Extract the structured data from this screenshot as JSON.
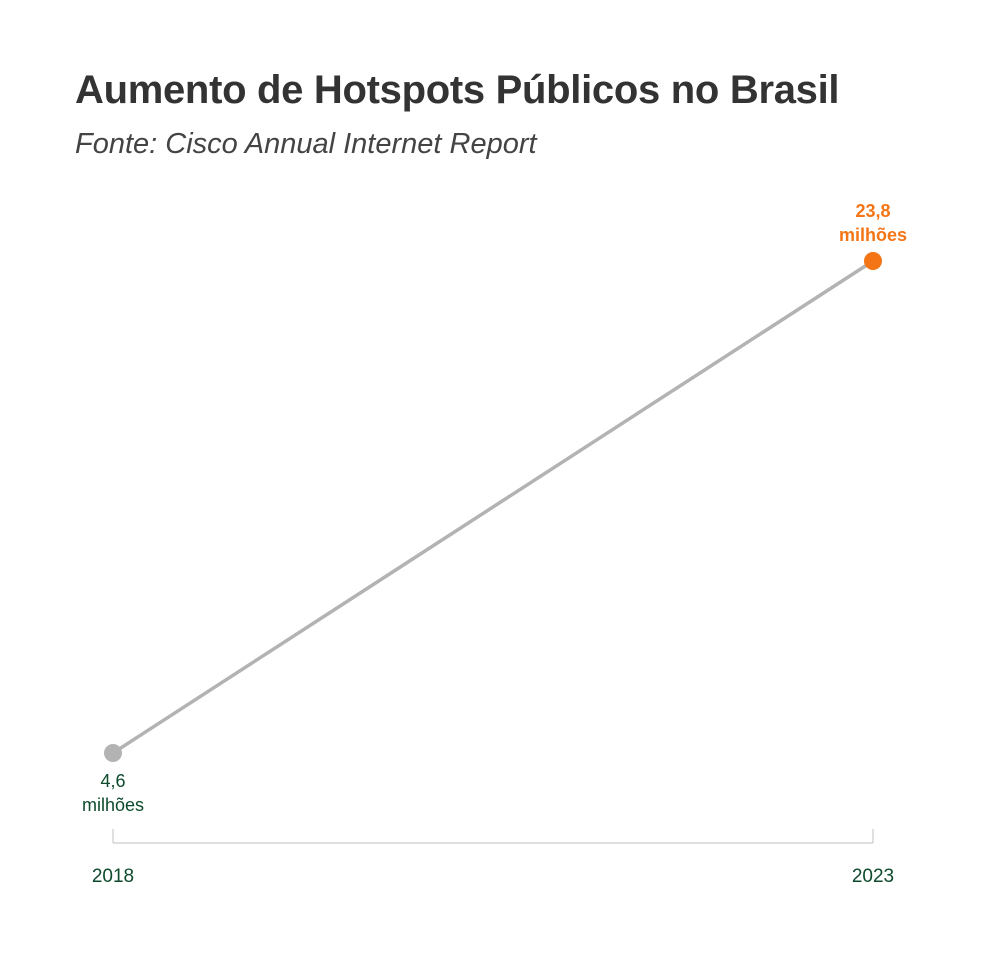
{
  "title": "Aumento de Hotspots Públicos no Brasil",
  "subtitle": "Fonte: Cisco Annual Internet Report",
  "colors": {
    "line": "#b3b3b3",
    "start_point": "#b3b3b3",
    "end_point": "#f47516",
    "end_label": "#f47516",
    "start_label": "#0d4a2c",
    "axis_label": "#0d4a2c",
    "axis_line": "#cccccc",
    "title": "#333333",
    "subtitle": "#444444"
  },
  "chart_data": {
    "type": "line",
    "title": "Aumento de Hotspots Públicos no Brasil",
    "subtitle": "Fonte: Cisco Annual Internet Report",
    "x": [
      "2018",
      "2023"
    ],
    "values": [
      4.6,
      23.8
    ],
    "unit": "milhões",
    "ylim": [
      4.6,
      23.8
    ],
    "grid": false,
    "points": [
      {
        "x": "2018",
        "y": 4.6,
        "label_value": "4,6",
        "label_unit": "milhões"
      },
      {
        "x": "2023",
        "y": 23.8,
        "label_value": "23,8",
        "label_unit": "milhões"
      }
    ],
    "xticks": [
      "2018",
      "2023"
    ]
  }
}
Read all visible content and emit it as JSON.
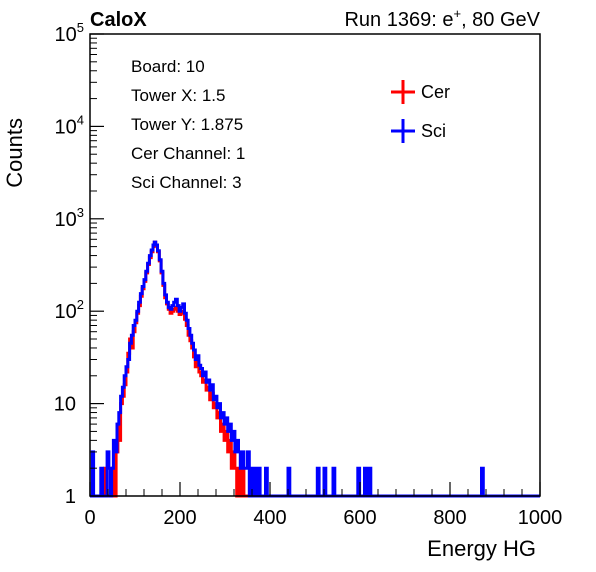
{
  "header": {
    "left": "CaloX",
    "right_prefix": "Run 1369: e",
    "right_sup": "+",
    "right_suffix": ", 80 GeV"
  },
  "info_lines": [
    "Board: 10",
    "Tower X: 1.5",
    "Tower Y: 1.875",
    "Cer Channel: 1",
    "Sci Channel: 3"
  ],
  "legend": {
    "placement": "top-right",
    "entries": [
      {
        "name": "Cer",
        "color": "#ff0000"
      },
      {
        "name": "Sci",
        "color": "#0000ff"
      }
    ]
  },
  "chart_data": {
    "type": "histogram",
    "xlabel": "Energy HG",
    "ylabel": "Counts",
    "xlim": [
      0,
      1000
    ],
    "ylim": [
      1,
      100000
    ],
    "yscale": "log",
    "grid": false,
    "x_ticks": [
      {
        "value": 0,
        "label": "0"
      },
      {
        "value": 200,
        "label": "200"
      },
      {
        "value": 400,
        "label": "400"
      },
      {
        "value": 600,
        "label": "600"
      },
      {
        "value": 800,
        "label": "800"
      },
      {
        "value": 1000,
        "label": "1000"
      }
    ],
    "y_ticks": [
      {
        "value": 1,
        "base": "1",
        "exp": ""
      },
      {
        "value": 10,
        "base": "10",
        "exp": ""
      },
      {
        "value": 100,
        "base": "10",
        "exp": "2"
      },
      {
        "value": 1000,
        "base": "10",
        "exp": "3"
      },
      {
        "value": 10000,
        "base": "10",
        "exp": "4"
      },
      {
        "value": 100000,
        "base": "10",
        "exp": "5"
      }
    ],
    "series": [
      {
        "name": "Cer",
        "color": "#ff0000",
        "points": [
          [
            0,
            1
          ],
          [
            30,
            1
          ],
          [
            33,
            2
          ],
          [
            36,
            1
          ],
          [
            45,
            1
          ],
          [
            50,
            2
          ],
          [
            55,
            1
          ],
          [
            58,
            3
          ],
          [
            62,
            6
          ],
          [
            65,
            4
          ],
          [
            68,
            10
          ],
          [
            72,
            12
          ],
          [
            76,
            16
          ],
          [
            80,
            22
          ],
          [
            84,
            35
          ],
          [
            88,
            50
          ],
          [
            92,
            40
          ],
          [
            96,
            60
          ],
          [
            100,
            75
          ],
          [
            104,
            95
          ],
          [
            108,
            115
          ],
          [
            112,
            145
          ],
          [
            116,
            175
          ],
          [
            120,
            210
          ],
          [
            124,
            260
          ],
          [
            128,
            320
          ],
          [
            132,
            380
          ],
          [
            136,
            440
          ],
          [
            140,
            500
          ],
          [
            143,
            560
          ],
          [
            146,
            510
          ],
          [
            150,
            440
          ],
          [
            154,
            350
          ],
          [
            158,
            260
          ],
          [
            162,
            190
          ],
          [
            166,
            140
          ],
          [
            170,
            120
          ],
          [
            174,
            105
          ],
          [
            178,
            95
          ],
          [
            182,
            100
          ],
          [
            186,
            105
          ],
          [
            190,
            110
          ],
          [
            194,
            100
          ],
          [
            198,
            92
          ],
          [
            202,
            95
          ],
          [
            206,
            100
          ],
          [
            210,
            82
          ],
          [
            214,
            70
          ],
          [
            218,
            55
          ],
          [
            222,
            48
          ],
          [
            226,
            40
          ],
          [
            230,
            32
          ],
          [
            234,
            25
          ],
          [
            238,
            28
          ],
          [
            242,
            22
          ],
          [
            246,
            20
          ],
          [
            250,
            17
          ],
          [
            254,
            18
          ],
          [
            258,
            14
          ],
          [
            262,
            15
          ],
          [
            266,
            11
          ],
          [
            270,
            13
          ],
          [
            274,
            9
          ],
          [
            278,
            10
          ],
          [
            282,
            7
          ],
          [
            286,
            8
          ],
          [
            290,
            5
          ],
          [
            294,
            6
          ],
          [
            298,
            4
          ],
          [
            302,
            5
          ],
          [
            306,
            3
          ],
          [
            310,
            4
          ],
          [
            314,
            2
          ],
          [
            318,
            3
          ],
          [
            322,
            2
          ],
          [
            326,
            1
          ],
          [
            330,
            2
          ],
          [
            334,
            1
          ],
          [
            338,
            2
          ],
          [
            342,
            1
          ],
          [
            1000,
            1
          ]
        ]
      },
      {
        "name": "Sci",
        "color": "#0000ff",
        "points": [
          [
            0,
            1
          ],
          [
            5,
            3
          ],
          [
            8,
            1
          ],
          [
            20,
            1
          ],
          [
            24,
            2
          ],
          [
            28,
            1
          ],
          [
            35,
            1
          ],
          [
            38,
            3
          ],
          [
            42,
            2
          ],
          [
            45,
            1
          ],
          [
            48,
            2
          ],
          [
            52,
            4
          ],
          [
            56,
            3
          ],
          [
            60,
            6
          ],
          [
            64,
            8
          ],
          [
            68,
            12
          ],
          [
            72,
            15
          ],
          [
            76,
            20
          ],
          [
            80,
            25
          ],
          [
            84,
            30
          ],
          [
            88,
            45
          ],
          [
            92,
            55
          ],
          [
            96,
            70
          ],
          [
            100,
            80
          ],
          [
            104,
            100
          ],
          [
            108,
            125
          ],
          [
            112,
            155
          ],
          [
            116,
            185
          ],
          [
            120,
            220
          ],
          [
            124,
            270
          ],
          [
            128,
            330
          ],
          [
            132,
            400
          ],
          [
            136,
            460
          ],
          [
            140,
            520
          ],
          [
            143,
            560
          ],
          [
            146,
            520
          ],
          [
            150,
            450
          ],
          [
            154,
            360
          ],
          [
            158,
            270
          ],
          [
            162,
            200
          ],
          [
            166,
            150
          ],
          [
            170,
            125
          ],
          [
            174,
            110
          ],
          [
            178,
            105
          ],
          [
            182,
            115
          ],
          [
            186,
            125
          ],
          [
            190,
            135
          ],
          [
            194,
            115
          ],
          [
            198,
            100
          ],
          [
            202,
            110
          ],
          [
            206,
            120
          ],
          [
            210,
            95
          ],
          [
            214,
            80
          ],
          [
            218,
            65
          ],
          [
            222,
            55
          ],
          [
            226,
            45
          ],
          [
            230,
            38
          ],
          [
            234,
            30
          ],
          [
            238,
            33
          ],
          [
            242,
            26
          ],
          [
            246,
            24
          ],
          [
            250,
            20
          ],
          [
            254,
            22
          ],
          [
            258,
            17
          ],
          [
            262,
            18
          ],
          [
            266,
            14
          ],
          [
            270,
            16
          ],
          [
            274,
            11
          ],
          [
            278,
            12
          ],
          [
            282,
            9
          ],
          [
            286,
            10
          ],
          [
            290,
            7
          ],
          [
            294,
            8
          ],
          [
            298,
            6
          ],
          [
            302,
            7
          ],
          [
            306,
            5
          ],
          [
            310,
            6
          ],
          [
            314,
            4
          ],
          [
            318,
            5
          ],
          [
            322,
            3
          ],
          [
            326,
            4
          ],
          [
            330,
            3
          ],
          [
            334,
            2
          ],
          [
            338,
            3
          ],
          [
            342,
            2
          ],
          [
            346,
            2
          ],
          [
            350,
            3
          ],
          [
            354,
            1
          ],
          [
            358,
            2
          ],
          [
            362,
            1
          ],
          [
            366,
            2
          ],
          [
            370,
            1
          ],
          [
            374,
            2
          ],
          [
            378,
            1
          ],
          [
            382,
            1
          ],
          [
            390,
            2
          ],
          [
            394,
            1
          ],
          [
            410,
            1
          ],
          [
            440,
            2
          ],
          [
            444,
            1
          ],
          [
            505,
            2
          ],
          [
            509,
            1
          ],
          [
            520,
            2
          ],
          [
            524,
            1
          ],
          [
            540,
            2
          ],
          [
            544,
            1
          ],
          [
            595,
            2
          ],
          [
            599,
            1
          ],
          [
            610,
            2
          ],
          [
            614,
            1
          ],
          [
            620,
            2
          ],
          [
            624,
            1
          ],
          [
            870,
            2
          ],
          [
            874,
            1
          ],
          [
            1000,
            1
          ]
        ]
      }
    ]
  }
}
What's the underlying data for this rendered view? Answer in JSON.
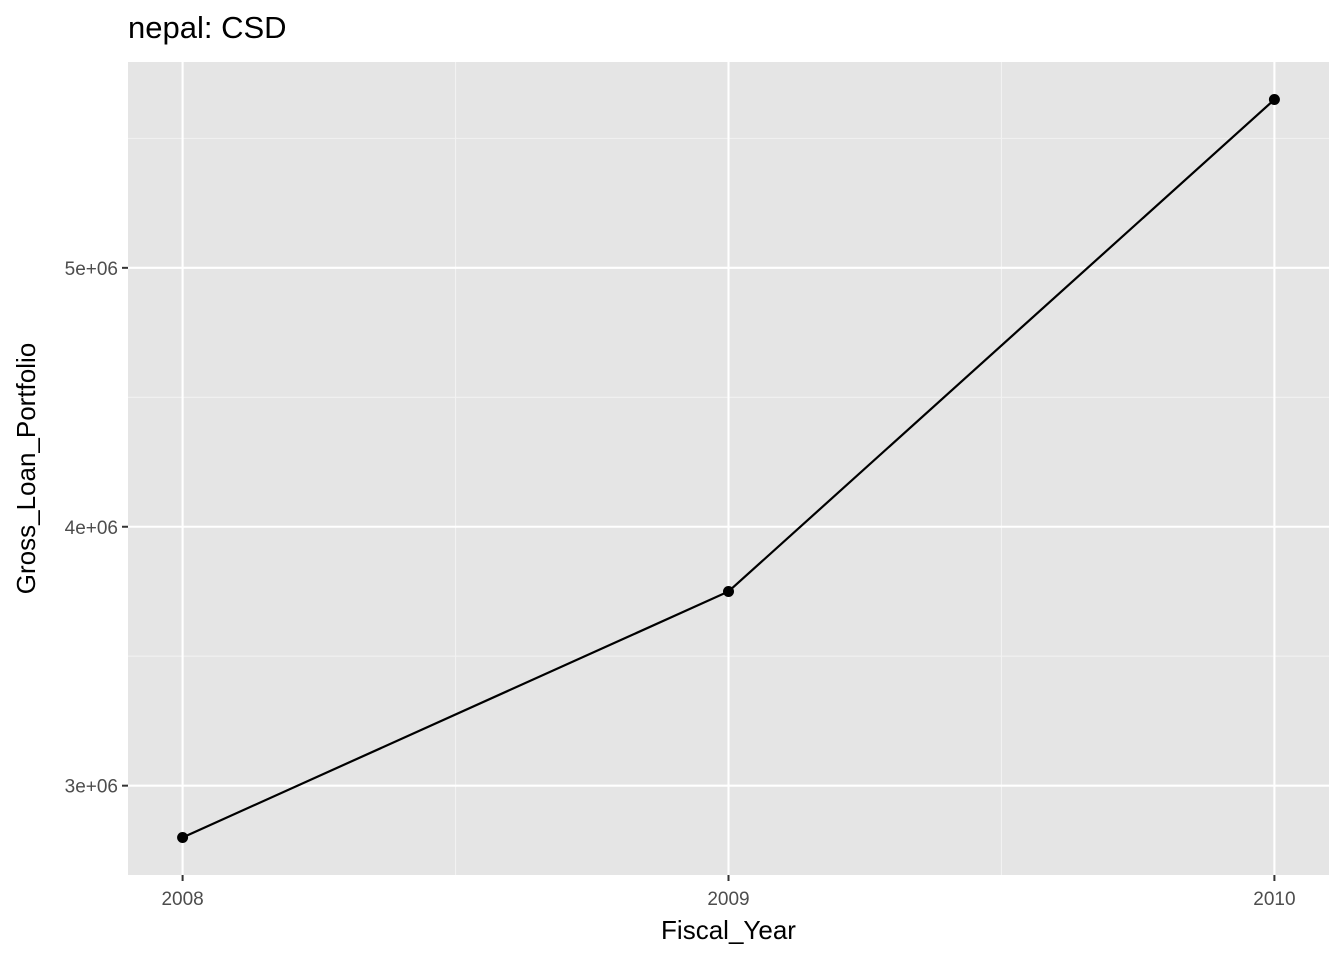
{
  "chart_data": {
    "type": "line",
    "title": "nepal:  CSD",
    "xlabel": "Fiscal_Year",
    "ylabel": "Gross_Loan_Portfolio",
    "x": [
      2008,
      2009,
      2010
    ],
    "series": [
      {
        "values": [
          2800000,
          3750000,
          5650000
        ]
      }
    ],
    "x_ticks": [
      "2008",
      "2009",
      "2010"
    ],
    "y_ticks": [
      {
        "value": 3000000,
        "label": "3e+06"
      },
      {
        "value": 4000000,
        "label": "4e+06"
      },
      {
        "value": 5000000,
        "label": "5e+06"
      }
    ],
    "xlim": [
      2007.9,
      2010.1
    ],
    "ylim": [
      2655000,
      5795000
    ],
    "grid": true,
    "legend": "none",
    "colors": {
      "panel_background": "#e5e5e5",
      "grid_major": "#ffffff",
      "grid_minor": "#f2f2f2",
      "line": "#000000",
      "point": "#000000",
      "tick_text": "#4d4d4d",
      "tick_mark": "#333333"
    }
  }
}
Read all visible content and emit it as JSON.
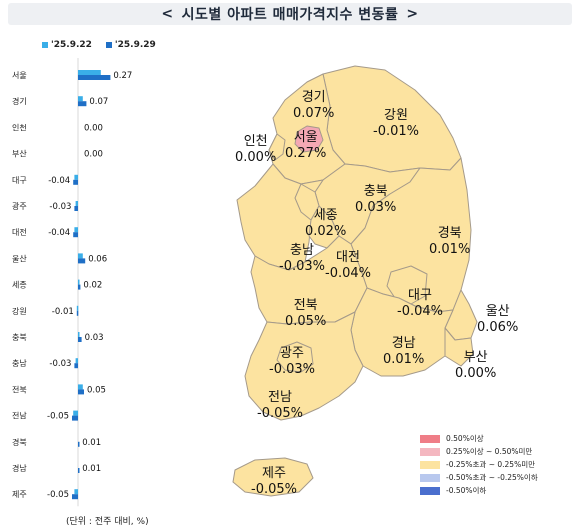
········
## Objective
Respond with the number of lines containing "Annual" and no additional words.

## Exercise solution
2